■ Problem requirements ■
Copy the material word for word, starting at its first line and ending at the line containing "legend-item-black: Black <box>119", with both of those lines included.

■ Records for this task ■

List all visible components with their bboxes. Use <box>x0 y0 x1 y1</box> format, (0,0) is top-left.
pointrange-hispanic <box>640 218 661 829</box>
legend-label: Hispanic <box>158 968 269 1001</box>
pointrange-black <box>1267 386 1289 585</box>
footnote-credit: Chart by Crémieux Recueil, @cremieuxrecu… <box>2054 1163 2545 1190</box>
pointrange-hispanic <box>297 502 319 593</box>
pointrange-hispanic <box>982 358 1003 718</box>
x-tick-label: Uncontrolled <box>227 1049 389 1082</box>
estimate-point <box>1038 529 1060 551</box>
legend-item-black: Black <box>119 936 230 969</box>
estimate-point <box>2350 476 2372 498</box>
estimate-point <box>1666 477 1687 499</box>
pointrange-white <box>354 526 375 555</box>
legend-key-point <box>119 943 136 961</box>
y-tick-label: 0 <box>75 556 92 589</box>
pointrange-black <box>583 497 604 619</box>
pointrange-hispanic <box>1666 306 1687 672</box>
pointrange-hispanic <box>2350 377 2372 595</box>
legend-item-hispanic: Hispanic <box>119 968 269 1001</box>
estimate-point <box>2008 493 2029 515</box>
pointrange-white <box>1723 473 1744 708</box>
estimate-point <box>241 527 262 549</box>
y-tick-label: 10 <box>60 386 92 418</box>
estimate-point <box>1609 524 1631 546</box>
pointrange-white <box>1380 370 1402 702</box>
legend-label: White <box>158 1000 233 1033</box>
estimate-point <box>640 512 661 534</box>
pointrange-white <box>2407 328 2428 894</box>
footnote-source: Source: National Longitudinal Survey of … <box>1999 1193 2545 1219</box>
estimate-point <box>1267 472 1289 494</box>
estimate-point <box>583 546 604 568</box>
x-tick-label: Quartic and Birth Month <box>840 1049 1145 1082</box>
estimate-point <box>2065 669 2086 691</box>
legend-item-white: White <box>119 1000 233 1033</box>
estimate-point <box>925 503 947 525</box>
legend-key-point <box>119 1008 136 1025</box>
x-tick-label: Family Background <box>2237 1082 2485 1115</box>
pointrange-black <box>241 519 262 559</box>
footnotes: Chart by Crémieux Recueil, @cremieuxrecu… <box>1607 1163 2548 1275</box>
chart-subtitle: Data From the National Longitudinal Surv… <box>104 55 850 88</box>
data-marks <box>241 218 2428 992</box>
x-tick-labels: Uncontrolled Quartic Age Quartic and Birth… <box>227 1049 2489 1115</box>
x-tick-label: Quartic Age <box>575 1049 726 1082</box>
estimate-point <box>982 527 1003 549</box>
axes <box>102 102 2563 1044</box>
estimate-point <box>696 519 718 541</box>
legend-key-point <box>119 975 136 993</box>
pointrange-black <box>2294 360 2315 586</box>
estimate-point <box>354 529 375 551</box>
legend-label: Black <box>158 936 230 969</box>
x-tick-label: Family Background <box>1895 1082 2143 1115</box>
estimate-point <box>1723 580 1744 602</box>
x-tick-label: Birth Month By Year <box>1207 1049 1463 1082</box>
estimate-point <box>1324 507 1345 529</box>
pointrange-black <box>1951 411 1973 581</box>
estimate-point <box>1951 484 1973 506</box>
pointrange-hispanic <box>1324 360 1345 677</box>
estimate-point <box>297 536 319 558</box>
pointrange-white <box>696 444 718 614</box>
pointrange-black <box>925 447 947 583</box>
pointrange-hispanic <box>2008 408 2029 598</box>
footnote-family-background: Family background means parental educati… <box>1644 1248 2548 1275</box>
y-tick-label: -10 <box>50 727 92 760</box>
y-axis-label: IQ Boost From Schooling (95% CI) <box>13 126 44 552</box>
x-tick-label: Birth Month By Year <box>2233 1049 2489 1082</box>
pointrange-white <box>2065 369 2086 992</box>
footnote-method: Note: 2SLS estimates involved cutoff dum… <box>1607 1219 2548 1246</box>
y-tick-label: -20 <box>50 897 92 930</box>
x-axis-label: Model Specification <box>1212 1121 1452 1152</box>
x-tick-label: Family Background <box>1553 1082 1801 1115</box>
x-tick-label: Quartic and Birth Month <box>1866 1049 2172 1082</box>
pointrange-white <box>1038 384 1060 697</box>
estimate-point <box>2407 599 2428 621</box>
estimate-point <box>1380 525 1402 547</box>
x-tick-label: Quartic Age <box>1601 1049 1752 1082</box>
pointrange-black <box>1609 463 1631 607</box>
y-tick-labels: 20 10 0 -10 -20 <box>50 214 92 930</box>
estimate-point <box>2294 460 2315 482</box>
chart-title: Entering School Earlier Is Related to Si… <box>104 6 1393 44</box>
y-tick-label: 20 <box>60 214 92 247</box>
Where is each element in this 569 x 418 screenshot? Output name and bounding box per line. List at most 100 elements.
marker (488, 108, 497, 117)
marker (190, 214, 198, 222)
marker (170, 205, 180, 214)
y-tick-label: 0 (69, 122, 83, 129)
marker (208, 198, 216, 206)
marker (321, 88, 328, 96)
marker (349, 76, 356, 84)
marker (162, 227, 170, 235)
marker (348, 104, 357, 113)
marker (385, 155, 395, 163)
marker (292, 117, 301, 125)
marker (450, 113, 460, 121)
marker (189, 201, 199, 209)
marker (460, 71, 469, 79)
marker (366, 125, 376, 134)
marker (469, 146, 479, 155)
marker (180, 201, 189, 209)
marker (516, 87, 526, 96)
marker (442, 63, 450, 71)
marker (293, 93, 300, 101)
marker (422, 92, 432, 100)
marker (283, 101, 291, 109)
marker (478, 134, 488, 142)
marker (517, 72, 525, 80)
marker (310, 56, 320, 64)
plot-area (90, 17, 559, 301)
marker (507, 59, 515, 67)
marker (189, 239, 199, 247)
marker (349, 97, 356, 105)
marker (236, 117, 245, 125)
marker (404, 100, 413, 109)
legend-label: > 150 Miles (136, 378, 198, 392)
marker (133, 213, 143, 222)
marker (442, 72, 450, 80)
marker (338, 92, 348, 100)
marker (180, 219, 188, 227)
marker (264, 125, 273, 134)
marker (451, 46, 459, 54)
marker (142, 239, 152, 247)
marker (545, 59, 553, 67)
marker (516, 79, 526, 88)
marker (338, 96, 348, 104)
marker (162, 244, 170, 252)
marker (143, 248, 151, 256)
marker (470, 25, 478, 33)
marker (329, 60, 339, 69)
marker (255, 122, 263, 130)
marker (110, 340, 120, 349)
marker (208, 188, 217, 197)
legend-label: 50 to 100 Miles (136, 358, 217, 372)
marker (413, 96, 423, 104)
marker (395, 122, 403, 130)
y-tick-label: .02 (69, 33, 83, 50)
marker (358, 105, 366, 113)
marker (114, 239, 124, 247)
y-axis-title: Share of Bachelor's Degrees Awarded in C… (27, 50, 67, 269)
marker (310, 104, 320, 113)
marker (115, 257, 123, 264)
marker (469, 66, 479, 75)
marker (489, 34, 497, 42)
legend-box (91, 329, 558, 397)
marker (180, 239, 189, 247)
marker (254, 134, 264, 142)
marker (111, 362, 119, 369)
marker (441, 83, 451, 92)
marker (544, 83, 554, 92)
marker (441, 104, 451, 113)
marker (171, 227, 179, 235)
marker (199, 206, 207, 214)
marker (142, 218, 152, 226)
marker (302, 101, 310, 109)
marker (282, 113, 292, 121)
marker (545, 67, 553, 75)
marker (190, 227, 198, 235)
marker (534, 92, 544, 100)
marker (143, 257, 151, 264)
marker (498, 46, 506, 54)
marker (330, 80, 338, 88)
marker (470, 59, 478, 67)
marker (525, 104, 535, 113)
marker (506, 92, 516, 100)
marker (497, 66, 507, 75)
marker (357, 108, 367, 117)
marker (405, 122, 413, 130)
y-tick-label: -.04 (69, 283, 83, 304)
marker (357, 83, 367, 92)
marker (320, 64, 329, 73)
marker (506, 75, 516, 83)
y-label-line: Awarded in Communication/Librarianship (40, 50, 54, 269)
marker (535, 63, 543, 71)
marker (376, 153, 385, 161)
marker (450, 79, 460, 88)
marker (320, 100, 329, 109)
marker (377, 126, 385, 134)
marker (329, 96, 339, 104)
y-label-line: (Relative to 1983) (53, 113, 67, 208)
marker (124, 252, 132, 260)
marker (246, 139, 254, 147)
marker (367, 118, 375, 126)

■ Problem solution ■
List all visible components with their bboxes. Use <box>x0 y0 x1 y1</box> format, (0,0) is top-left.
pointrange-hispanic <box>640 218 661 829</box>
legend-label: Hispanic <box>158 968 269 1001</box>
pointrange-black <box>1267 386 1289 585</box>
footnote-credit: Chart by Crémieux Recueil, @cremieuxrecu… <box>2054 1163 2545 1190</box>
pointrange-hispanic <box>297 502 319 593</box>
pointrange-hispanic <box>982 358 1003 718</box>
x-tick-label: Uncontrolled <box>227 1049 389 1082</box>
estimate-point <box>1038 529 1060 551</box>
legend-item-black: Black <box>119 936 230 969</box>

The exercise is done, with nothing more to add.